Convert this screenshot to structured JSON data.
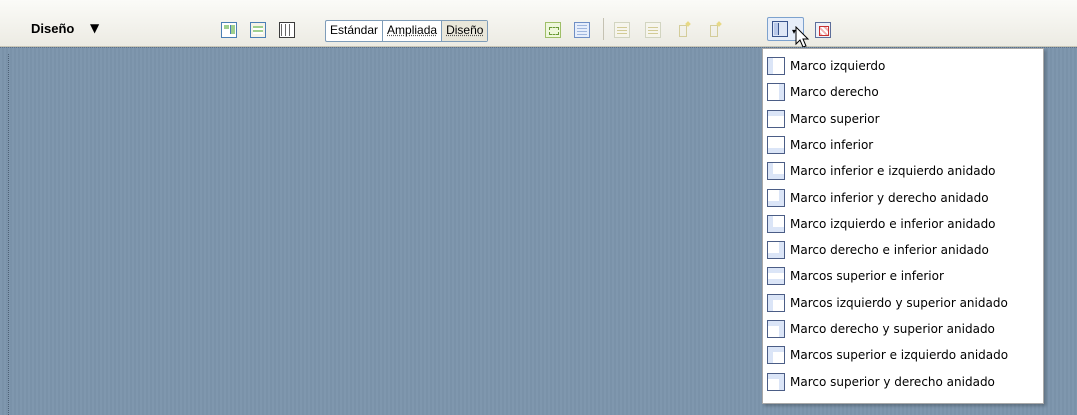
{
  "panel": {
    "title": "Diseño",
    "caret": "▼"
  },
  "toolbar": {
    "view_modes": [
      "Estándar",
      "Ampliada",
      "Diseño"
    ],
    "frames_dropdown_caret": "▾"
  },
  "frames_menu": {
    "items": [
      {
        "label": "Marco izquierdo",
        "icon": "frame-left-icon"
      },
      {
        "label": "Marco derecho",
        "icon": "frame-right-icon"
      },
      {
        "label": "Marco superior",
        "icon": "frame-top-icon"
      },
      {
        "label": "Marco inferior",
        "icon": "frame-bottom-icon"
      },
      {
        "label": "Marco inferior e izquierdo anidado",
        "icon": "frame-bottom-left-nested-icon"
      },
      {
        "label": "Marco inferior y derecho anidado",
        "icon": "frame-bottom-right-nested-icon"
      },
      {
        "label": "Marco izquierdo e inferior anidado",
        "icon": "frame-left-bottom-nested-icon"
      },
      {
        "label": "Marco derecho e inferior anidado",
        "icon": "frame-right-bottom-nested-icon"
      },
      {
        "label": "Marcos superior e inferior",
        "icon": "frame-top-bottom-icon"
      },
      {
        "label": "Marcos izquierdo y superior anidado",
        "icon": "frame-left-top-nested-icon"
      },
      {
        "label": "Marco derecho y superior anidado",
        "icon": "frame-right-top-nested-icon"
      },
      {
        "label": "Marcos superior e izquierdo anidado",
        "icon": "frame-top-left-nested-icon"
      },
      {
        "label": "Marco superior y derecho anidado",
        "icon": "frame-top-right-nested-icon"
      }
    ]
  },
  "colors": {
    "toolbar_bg": "#ecebe3",
    "canvas_bg": "#7f97ae",
    "menu_bg": "#ffffff",
    "frame_icon_fill": "#dbe5f7",
    "frame_icon_border": "#4b5d86"
  }
}
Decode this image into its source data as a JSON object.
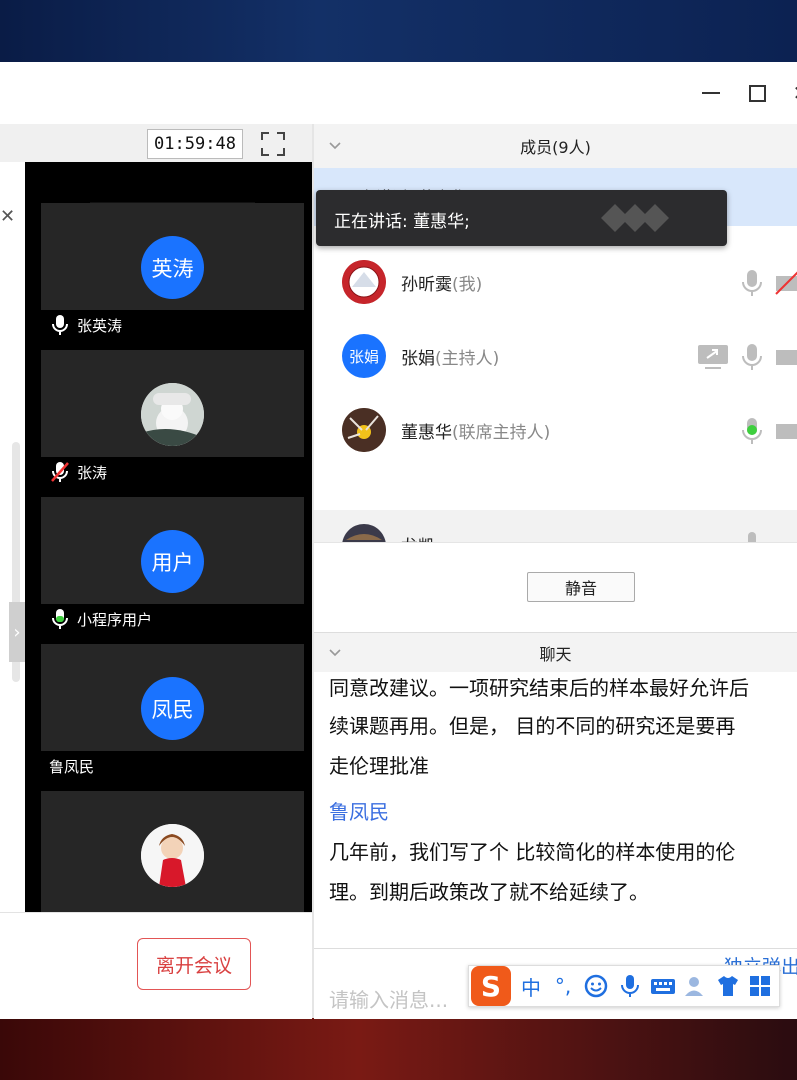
{
  "timer": "01:59:48",
  "left_panel": {
    "close_glyph": "✕",
    "expand_glyph": "›",
    "collapse_glyph": "^",
    "participants": [
      {
        "name": "张英涛",
        "avatar_text": "英涛",
        "mic": "on-white"
      },
      {
        "name": "张涛",
        "avatar_text": "",
        "mic": "muted-red"
      },
      {
        "name": "小程序用户",
        "avatar_text": "用户",
        "mic": "on-green"
      },
      {
        "name": "鲁凤民",
        "avatar_text": "凤民",
        "mic": "none"
      },
      {
        "name": "",
        "avatar_text": "",
        "mic": "on-white"
      }
    ],
    "leave_button": "离开会议"
  },
  "members": {
    "header": "成员(9人)",
    "speaking_prefix": "正在讲话: 董惠华",
    "tooltip": "正在讲话: 董惠华;",
    "list": [
      {
        "name": "孙昕霙",
        "role": "(我)",
        "avatar_text": ""
      },
      {
        "name": "张娟",
        "role": "(主持人)",
        "avatar_text": "张娟"
      },
      {
        "name": "董惠华",
        "role": "(联席主持人)",
        "avatar_text": ""
      }
    ],
    "partial_name": "龙凯",
    "mute_button": "静音"
  },
  "chat": {
    "header": "聊天",
    "lines": [
      "同意改建议。一项研究结束后的样本最好允许后",
      "续课题再用。但是， 目的不同的研究还是要再",
      "走伦理批准"
    ],
    "sender": "鲁凤民",
    "message_lines": [
      "几年前，我们写了个 比较简化的样本使用的伦",
      "理。到期后政策改了就不给延续了。"
    ],
    "popout_link": "独立弹出",
    "input_placeholder": "请输入消息..."
  },
  "ime_toolbar": {
    "logo": "S",
    "items": [
      "中",
      "°,"
    ]
  },
  "colors": {
    "accent": "#1a73ff",
    "leave_red": "#d94040",
    "chat_sender": "#3b6fe0"
  }
}
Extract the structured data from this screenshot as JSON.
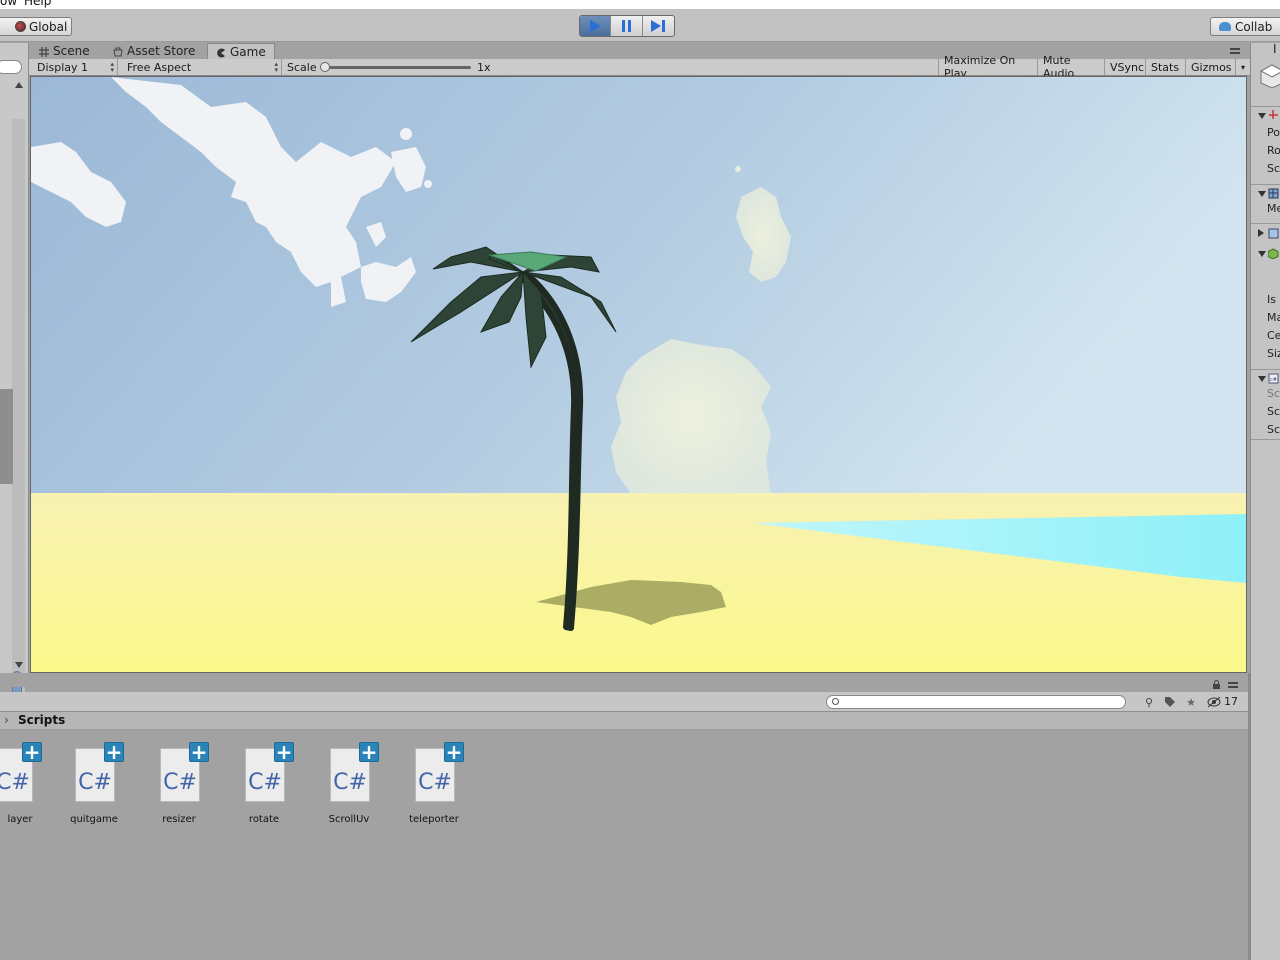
{
  "menubar": {
    "items": [
      "ow",
      "Help"
    ]
  },
  "toolbar": {
    "global_label": "Global",
    "collab_label": "Collab",
    "play_buttons": [
      "play",
      "pause",
      "step"
    ]
  },
  "game_tabs": [
    {
      "label": "Scene",
      "icon": "hash-icon"
    },
    {
      "label": "Asset Store",
      "icon": "store-icon"
    },
    {
      "label": "Game",
      "icon": "pacman-icon",
      "active": true
    }
  ],
  "game_toolbar": {
    "display": "Display 1",
    "aspect": "Free Aspect",
    "scale_label": "Scale",
    "scale_value": "1x",
    "maximize": "Maximize On Play",
    "mute": "Mute Audio",
    "vsync": "VSync",
    "stats": "Stats",
    "gizmos": "Gizmos"
  },
  "inspector": {
    "title_initial": "I",
    "labels": [
      {
        "text": "Po"
      },
      {
        "text": "Ro"
      },
      {
        "text": "Sc"
      },
      {
        "text": "Me"
      },
      {
        "text": "Is"
      },
      {
        "text": "Ma"
      },
      {
        "text": "Ce"
      },
      {
        "text": "Siz"
      },
      {
        "text": "Sc",
        "dim": true
      },
      {
        "text": "Sc"
      },
      {
        "text": "Sc"
      }
    ]
  },
  "project": {
    "breadcrumb": "Scripts",
    "hidden_count": "17",
    "assets": [
      {
        "name": "layer",
        "glyph": "C#"
      },
      {
        "name": "quitgame",
        "glyph": "C#"
      },
      {
        "name": "resizer",
        "glyph": "C#"
      },
      {
        "name": "rotate",
        "glyph": "C#"
      },
      {
        "name": "ScrollUv",
        "glyph": "C#"
      },
      {
        "name": "teleporter",
        "glyph": "C#"
      }
    ]
  },
  "colors": {
    "sky_top": "#b9d3e6",
    "sky_left": "#9bb8d6",
    "sand_top": "#f7f1b3",
    "sand_bottom": "#fbf98a",
    "sea": "#8ef0f8",
    "palm": "#2b3a30",
    "play_active": "#4a6e9c",
    "csharp_blue": "#4466a8",
    "plus_blue": "#2a84b8"
  }
}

• The task: Select and copy every line of the material that holds the string "superior".

• Written reply:
        "label": "Marco superior",
        "label": "Marcos superior e inferior",
        "label": "Marcos izquierdo y superior anidado",
        "label": "Marco derecho y superior anidado",
        "label": "Marcos superior e izquierdo anidado",
        "label": "Marco superior y derecho anidado",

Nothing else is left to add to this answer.